Records shown >>
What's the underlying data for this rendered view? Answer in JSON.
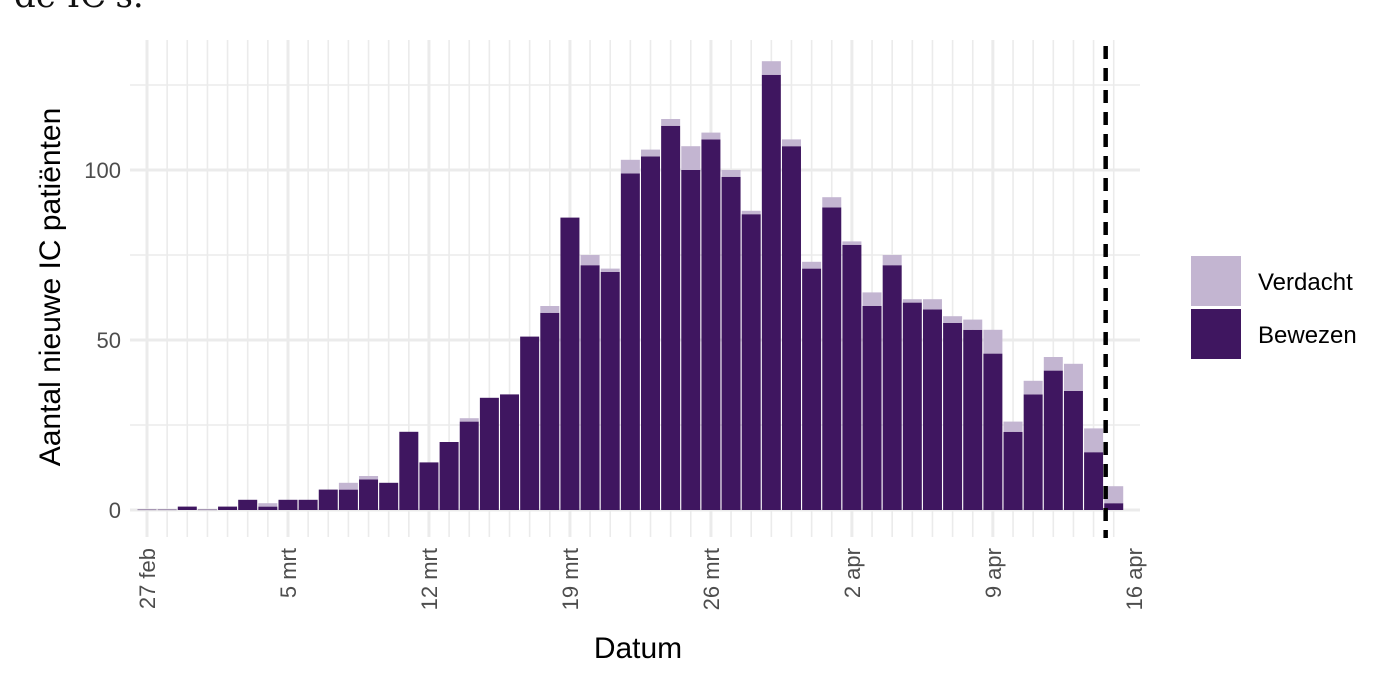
{
  "cut_text": "de IC's.",
  "chart_data": {
    "type": "bar",
    "stacked": true,
    "xlabel": "Datum",
    "ylabel": "Aantal nieuwe IC patiënten",
    "ylim": [
      0,
      135
    ],
    "yticks": [
      0,
      50,
      100
    ],
    "grid": true,
    "legend_position": "right",
    "x_tick_labels": [
      "27 feb",
      "5 mrt",
      "12 mrt",
      "19 mrt",
      "26 mrt",
      "2 apr",
      "9 apr",
      "16 apr"
    ],
    "x_tick_day_index": [
      0,
      7,
      14,
      21,
      28,
      35,
      42,
      49
    ],
    "reference_line_day_index": 47.6,
    "series": [
      {
        "name": "Bewezen",
        "color": "#3f1660",
        "values": [
          0,
          0,
          1,
          0,
          1,
          3,
          1,
          3,
          3,
          6,
          6,
          9,
          8,
          23,
          14,
          20,
          26,
          33,
          34,
          51,
          58,
          86,
          72,
          70,
          99,
          104,
          113,
          100,
          109,
          98,
          87,
          128,
          107,
          71,
          89,
          78,
          60,
          72,
          61,
          59,
          55,
          53,
          46,
          23,
          34,
          41,
          35,
          17,
          2
        ]
      },
      {
        "name": "Verdacht",
        "color": "#c3b5d1",
        "values": [
          0,
          0,
          0,
          0,
          0,
          0,
          1,
          0,
          0,
          0,
          2,
          1,
          0,
          0,
          0,
          0,
          1,
          0,
          0,
          0,
          2,
          0,
          3,
          1,
          4,
          2,
          2,
          7,
          2,
          2,
          1,
          4,
          2,
          2,
          3,
          1,
          4,
          3,
          1,
          3,
          2,
          3,
          7,
          3,
          4,
          4,
          8,
          7,
          5
        ]
      }
    ]
  }
}
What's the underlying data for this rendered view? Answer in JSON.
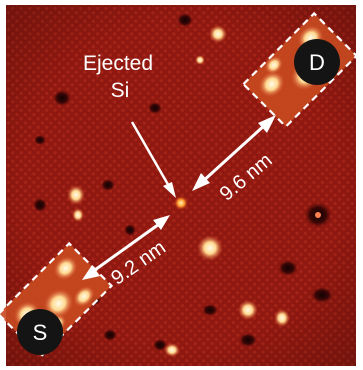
{
  "image": {
    "description_colors": {
      "background": "#8f1810",
      "dark_spot": "#1a0303",
      "bright_spot": "#ffe7b5",
      "annotation": "#ffffff",
      "electrode_badge": "#141414"
    }
  },
  "annotations": {
    "ejected_label_line1": "Ejected",
    "ejected_label_line2": "Si",
    "distance_upper": "9.6 nm",
    "distance_lower": "9.2 nm",
    "electrode_drain": "D",
    "electrode_source": "S"
  }
}
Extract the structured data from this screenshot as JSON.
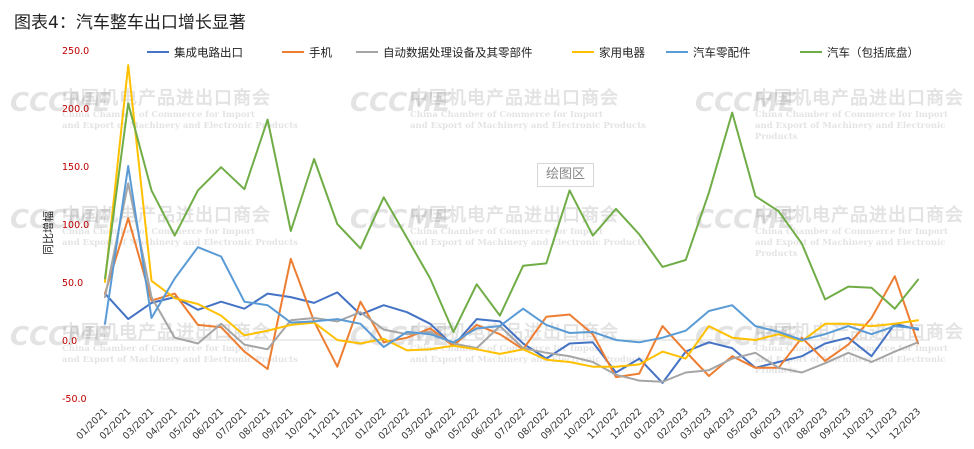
{
  "title": "图表4：汽车整车出口增长显著",
  "plot_area_label": "绘图区",
  "watermark": {
    "cn": "中国机电产品进出口商会",
    "en1": "China Chamber of Commerce for Import",
    "en2": "and Export of Machinery and Electronic Products",
    "logo": "CCCME"
  },
  "chart_data": {
    "type": "line",
    "title": "图表4：汽车整车出口增长显著",
    "ylabel": "同比增幅",
    "xlabel": "",
    "ylim": [
      -50,
      250
    ],
    "y_ticks": [
      "250.0",
      "200.0",
      "150.0",
      "100.0",
      "50.0",
      "0.0",
      "-50.0"
    ],
    "y_tick_values": [
      250,
      200,
      150,
      100,
      50,
      0,
      -50
    ],
    "grid": true,
    "legend_position": "top",
    "x": [
      "01/2021",
      "02/2021",
      "03/2021",
      "04/2021",
      "05/2021",
      "06/2021",
      "07/2021",
      "08/2021",
      "09/2021",
      "10/2021",
      "11/2021",
      "12/2021",
      "01/2022",
      "02/2022",
      "03/2022",
      "04/2022",
      "05/2022",
      "06/2022",
      "07/2022",
      "08/2022",
      "09/2022",
      "10/2022",
      "11/2022",
      "12/2022",
      "01/2023",
      "02/2023",
      "03/2023",
      "04/2023",
      "05/2023",
      "06/2023",
      "07/2023",
      "08/2023",
      "09/2023",
      "10/2023",
      "11/2023",
      "12/2023"
    ],
    "series": [
      {
        "name": "集成电路出口",
        "color": "#4472c4",
        "values": [
          40,
          18,
          32,
          37,
          26,
          33,
          27,
          40,
          37,
          32,
          41,
          22,
          30,
          24,
          14,
          -5,
          18,
          16,
          -3,
          -16,
          -3,
          -2,
          -28,
          -16,
          -37,
          -10,
          -2,
          -7,
          -24,
          -19,
          -14,
          -3,
          2,
          -14,
          14,
          9
        ]
      },
      {
        "name": "手机",
        "color": "#ed7d31",
        "values": [
          40,
          105,
          34,
          40,
          13,
          11,
          -10,
          -25,
          70,
          16,
          -23,
          33,
          -2,
          2,
          10,
          -5,
          13,
          5,
          -8,
          20,
          22,
          5,
          -32,
          -29,
          12,
          -10,
          -31,
          -14,
          -24,
          -24,
          2,
          -18,
          -4,
          19,
          55,
          -3
        ]
      },
      {
        "name": "自动数据处理设备及其零部件",
        "color": "#a5a5a5",
        "values": [
          37,
          135,
          37,
          2,
          -3,
          14,
          -4,
          -8,
          17,
          19,
          16,
          24,
          9,
          5,
          7,
          -3,
          -7,
          12,
          -7,
          -11,
          -14,
          -19,
          -30,
          -35,
          -36,
          -28,
          -26,
          -16,
          -11,
          -24,
          -28,
          -20,
          -11,
          -19,
          -10,
          -2
        ]
      },
      {
        "name": "家用电器",
        "color": "#ffc000",
        "values": [
          50,
          237,
          51,
          36,
          31,
          21,
          4,
          8,
          13,
          15,
          0,
          -3,
          1,
          -9,
          -8,
          -5,
          -8,
          -12,
          -8,
          -17,
          -19,
          -23,
          -23,
          -21,
          -10,
          -16,
          12,
          2,
          0,
          5,
          -1,
          14,
          14,
          12,
          14,
          17
        ]
      },
      {
        "name": "汽车零配件",
        "color": "#5b9bd5",
        "values": [
          14,
          150,
          19,
          53,
          80,
          72,
          33,
          30,
          15,
          16,
          18,
          14,
          -6,
          7,
          5,
          -2,
          10,
          12,
          27,
          13,
          6,
          7,
          0,
          -2,
          2,
          8,
          25,
          30,
          12,
          7,
          0,
          5,
          12,
          5,
          12,
          10
        ]
      },
      {
        "name": "汽车（包括底盘）",
        "color": "#70ad47",
        "values": [
          53,
          204,
          129,
          90,
          129,
          149,
          130,
          190,
          94,
          156,
          100,
          79,
          123,
          88,
          53,
          7,
          48,
          21,
          64,
          66,
          129,
          90,
          113,
          91,
          63,
          69,
          127,
          196,
          124,
          111,
          83,
          35,
          46,
          45,
          27,
          52
        ]
      }
    ]
  }
}
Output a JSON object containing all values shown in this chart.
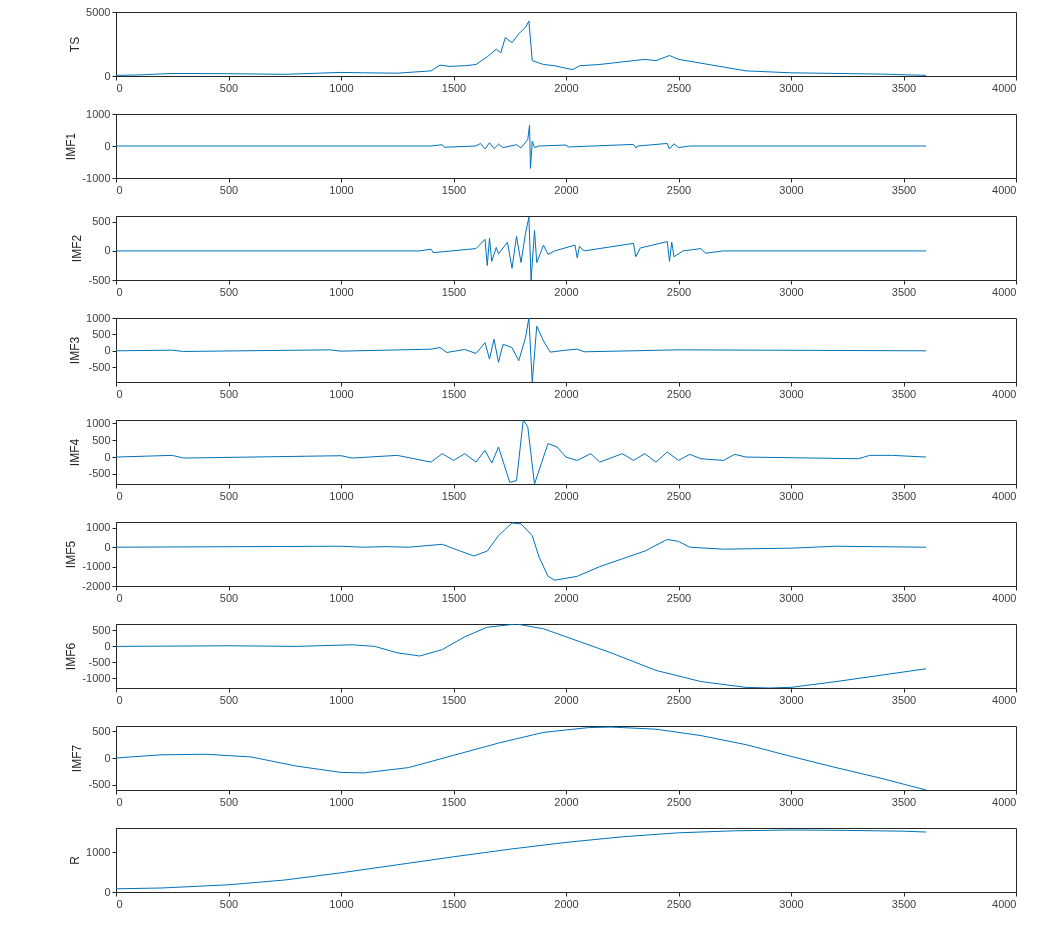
{
  "chart_data": [
    {
      "type": "line",
      "ylabel": "TS",
      "color": "#0072bd",
      "xlim": [
        0,
        4000
      ],
      "xticks": [
        0,
        500,
        1000,
        1500,
        2000,
        2500,
        3000,
        3500,
        4000
      ],
      "ylim": [
        0,
        5000
      ],
      "yticks": [
        0,
        5000
      ],
      "x": [
        0,
        100,
        250,
        500,
        750,
        1000,
        1100,
        1250,
        1400,
        1440,
        1480,
        1550,
        1600,
        1650,
        1690,
        1710,
        1730,
        1760,
        1790,
        1820,
        1835,
        1850,
        1900,
        1950,
        2000,
        2030,
        2060,
        2150,
        2250,
        2350,
        2400,
        2460,
        2500,
        2600,
        2700,
        2800,
        3000,
        3200,
        3400,
        3600
      ],
      "values": [
        50,
        80,
        200,
        180,
        130,
        280,
        250,
        220,
        400,
        850,
        750,
        800,
        900,
        1500,
        2100,
        1800,
        3000,
        2600,
        3300,
        3800,
        4300,
        1200,
        900,
        800,
        600,
        500,
        800,
        900,
        1100,
        1300,
        1200,
        1600,
        1300,
        1000,
        700,
        400,
        250,
        200,
        150,
        50
      ]
    },
    {
      "type": "line",
      "ylabel": "IMF1",
      "color": "#0072bd",
      "xlim": [
        0,
        4000
      ],
      "xticks": [
        0,
        500,
        1000,
        1500,
        2000,
        2500,
        3000,
        3500,
        4000
      ],
      "ylim": [
        -1000,
        1000
      ],
      "yticks": [
        -1000,
        0,
        1000
      ],
      "x": [
        0,
        1400,
        1450,
        1460,
        1600,
        1620,
        1640,
        1660,
        1680,
        1700,
        1720,
        1780,
        1800,
        1830,
        1838,
        1842,
        1850,
        1860,
        1880,
        2000,
        2010,
        2300,
        2310,
        2320,
        2450,
        2460,
        2480,
        2500,
        2550,
        3600
      ],
      "values": [
        0,
        0,
        40,
        -40,
        0,
        80,
        -90,
        100,
        -80,
        60,
        -50,
        40,
        -60,
        200,
        650,
        -700,
        150,
        -50,
        0,
        30,
        -30,
        50,
        -60,
        0,
        80,
        -90,
        70,
        -50,
        0,
        0
      ]
    },
    {
      "type": "line",
      "ylabel": "IMF2",
      "color": "#0072bd",
      "xlim": [
        0,
        4000
      ],
      "xticks": [
        0,
        500,
        1000,
        1500,
        2000,
        2500,
        3000,
        3500,
        4000
      ],
      "ylim": [
        -500,
        600
      ],
      "yticks": [
        -500,
        0,
        500
      ],
      "x": [
        0,
        1350,
        1400,
        1410,
        1600,
        1640,
        1650,
        1660,
        1670,
        1690,
        1700,
        1740,
        1760,
        1780,
        1800,
        1820,
        1835,
        1845,
        1860,
        1870,
        1900,
        1920,
        1950,
        2040,
        2050,
        2060,
        2080,
        2300,
        2310,
        2330,
        2450,
        2460,
        2470,
        2480,
        2520,
        2600,
        2620,
        2700,
        3600
      ],
      "values": [
        0,
        0,
        30,
        -30,
        40,
        200,
        -250,
        220,
        -180,
        60,
        -50,
        150,
        -300,
        250,
        -200,
        300,
        580,
        -500,
        350,
        -200,
        100,
        -60,
        0,
        100,
        -120,
        80,
        0,
        130,
        -100,
        50,
        160,
        -180,
        150,
        -100,
        0,
        40,
        -40,
        0,
        0
      ]
    },
    {
      "type": "line",
      "ylabel": "IMF3",
      "color": "#0072bd",
      "xlim": [
        0,
        4000
      ],
      "xticks": [
        0,
        500,
        1000,
        1500,
        2000,
        2500,
        3000,
        3500,
        4000
      ],
      "ylim": [
        -950,
        1000
      ],
      "yticks": [
        -500,
        0,
        500,
        1000
      ],
      "x": [
        0,
        250,
        300,
        950,
        1000,
        1400,
        1440,
        1470,
        1550,
        1600,
        1640,
        1660,
        1680,
        1700,
        1720,
        1760,
        1790,
        1820,
        1835,
        1850,
        1870,
        1900,
        1930,
        2000,
        2050,
        2080,
        2500,
        3600
      ],
      "values": [
        0,
        20,
        -20,
        30,
        -10,
        50,
        100,
        -50,
        40,
        -80,
        250,
        -250,
        350,
        -350,
        200,
        100,
        -300,
        400,
        1000,
        -950,
        750,
        300,
        -40,
        20,
        50,
        -30,
        30,
        0
      ]
    },
    {
      "type": "line",
      "ylabel": "IMF4",
      "color": "#0072bd",
      "xlim": [
        0,
        4000
      ],
      "xticks": [
        0,
        500,
        1000,
        1500,
        2000,
        2500,
        3000,
        3500,
        4000
      ],
      "ylim": [
        -800,
        1100
      ],
      "yticks": [
        -500,
        0,
        500,
        1000
      ],
      "x": [
        0,
        250,
        300,
        1000,
        1050,
        1250,
        1400,
        1450,
        1500,
        1550,
        1600,
        1640,
        1670,
        1700,
        1750,
        1780,
        1810,
        1830,
        1860,
        1890,
        1920,
        1960,
        2000,
        2050,
        2110,
        2150,
        2250,
        2300,
        2350,
        2400,
        2450,
        2500,
        2550,
        2600,
        2700,
        2750,
        2800,
        3300,
        3350,
        3450,
        3600
      ],
      "values": [
        0,
        50,
        -30,
        40,
        -30,
        50,
        -150,
        100,
        -100,
        100,
        -150,
        200,
        -180,
        300,
        -750,
        -700,
        1100,
        900,
        -800,
        -200,
        400,
        300,
        0,
        -100,
        100,
        -150,
        100,
        -100,
        100,
        -150,
        150,
        -100,
        80,
        -50,
        -100,
        80,
        0,
        -50,
        50,
        50,
        0
      ]
    },
    {
      "type": "line",
      "ylabel": "IMF5",
      "color": "#0072bd",
      "xlim": [
        0,
        4000
      ],
      "xticks": [
        0,
        500,
        1000,
        1500,
        2000,
        2500,
        3000,
        3500,
        4000
      ],
      "ylim": [
        -2000,
        1300
      ],
      "yticks": [
        -2000,
        -1000,
        0,
        1000
      ],
      "x": [
        0,
        1000,
        1100,
        1200,
        1300,
        1450,
        1530,
        1590,
        1650,
        1700,
        1760,
        1800,
        1850,
        1880,
        1920,
        1950,
        2050,
        2150,
        2250,
        2350,
        2450,
        2500,
        2550,
        2700,
        3000,
        3200,
        3600
      ],
      "values": [
        0,
        50,
        0,
        30,
        0,
        150,
        -200,
        -450,
        -200,
        600,
        1250,
        1200,
        600,
        -500,
        -1500,
        -1700,
        -1500,
        -1000,
        -600,
        -200,
        400,
        300,
        0,
        -100,
        -50,
        50,
        0
      ]
    },
    {
      "type": "line",
      "ylabel": "IMF6",
      "color": "#0072bd",
      "xlim": [
        0,
        4000
      ],
      "xticks": [
        0,
        500,
        1000,
        1500,
        2000,
        2500,
        3000,
        3500,
        4000
      ],
      "ylim": [
        -1300,
        700
      ],
      "yticks": [
        -1000,
        -500,
        0,
        500
      ],
      "x": [
        0,
        500,
        800,
        1050,
        1150,
        1250,
        1350,
        1450,
        1550,
        1650,
        1780,
        1900,
        2000,
        2200,
        2400,
        2600,
        2800,
        2900,
        3000,
        3200,
        3400,
        3600
      ],
      "values": [
        0,
        20,
        0,
        50,
        0,
        -200,
        -300,
        -100,
        300,
        600,
        700,
        550,
        300,
        -200,
        -750,
        -1100,
        -1280,
        -1300,
        -1280,
        -1100,
        -900,
        -700
      ]
    },
    {
      "type": "line",
      "ylabel": "IMF7",
      "color": "#0072bd",
      "xlim": [
        0,
        4000
      ],
      "xticks": [
        0,
        500,
        1000,
        1500,
        2000,
        2500,
        3000,
        3500,
        4000
      ],
      "ylim": [
        -600,
        600
      ],
      "yticks": [
        -500,
        0,
        500
      ],
      "x": [
        0,
        200,
        400,
        600,
        800,
        1000,
        1100,
        1300,
        1500,
        1700,
        1900,
        2100,
        2200,
        2400,
        2600,
        2800,
        3000,
        3200,
        3400,
        3600
      ],
      "values": [
        0,
        60,
        70,
        20,
        -150,
        -270,
        -280,
        -180,
        50,
        280,
        480,
        570,
        580,
        540,
        420,
        250,
        30,
        -180,
        -380,
        -600
      ]
    },
    {
      "type": "line",
      "ylabel": "R",
      "color": "#0072bd",
      "xlim": [
        0,
        4000
      ],
      "xticks": [
        0,
        500,
        1000,
        1500,
        2000,
        2500,
        3000,
        3500,
        4000
      ],
      "ylim": [
        0,
        1600
      ],
      "yticks": [
        0,
        1000
      ],
      "x": [
        0,
        200,
        500,
        750,
        1000,
        1250,
        1500,
        1750,
        2000,
        2250,
        2500,
        2750,
        3000,
        3250,
        3500,
        3600
      ],
      "values": [
        80,
        100,
        180,
        300,
        480,
        680,
        880,
        1070,
        1240,
        1380,
        1480,
        1530,
        1550,
        1540,
        1520,
        1500
      ]
    }
  ]
}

Problem to solve >> Every line that holds the string "JSON" should be returned.

Answer to the exercise >>
What's the underlying data for this rendered view? Answer in JSON.
What's the underlying data for this rendered view? Answer in JSON.
Extract the structured data from this screenshot as JSON.
Output a JSON object containing all values shown in this chart.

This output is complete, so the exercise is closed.